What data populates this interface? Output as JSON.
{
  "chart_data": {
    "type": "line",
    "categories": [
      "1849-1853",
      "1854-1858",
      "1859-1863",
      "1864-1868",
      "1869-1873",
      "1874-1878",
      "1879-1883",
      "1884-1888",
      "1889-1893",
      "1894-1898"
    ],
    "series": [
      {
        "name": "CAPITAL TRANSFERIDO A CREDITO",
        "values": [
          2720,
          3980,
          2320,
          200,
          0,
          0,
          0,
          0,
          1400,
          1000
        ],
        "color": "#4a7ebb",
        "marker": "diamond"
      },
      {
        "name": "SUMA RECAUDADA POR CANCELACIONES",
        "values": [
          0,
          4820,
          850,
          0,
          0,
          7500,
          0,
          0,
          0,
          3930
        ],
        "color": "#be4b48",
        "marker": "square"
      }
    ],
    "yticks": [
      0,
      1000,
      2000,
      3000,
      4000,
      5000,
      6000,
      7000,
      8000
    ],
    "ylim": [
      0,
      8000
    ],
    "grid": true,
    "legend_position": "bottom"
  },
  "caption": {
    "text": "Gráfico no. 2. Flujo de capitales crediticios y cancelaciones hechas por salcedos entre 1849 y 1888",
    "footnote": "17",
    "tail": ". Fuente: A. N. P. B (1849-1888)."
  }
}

----

# [Given instruction]
Only lines with the string "name" belong in your answer; copy each one.

# [Solution to this task]
        "name": "CAPITAL TRANSFERIDO A CREDITO",
        "name": "SUMA RECAUDADA POR CANCELACIONES",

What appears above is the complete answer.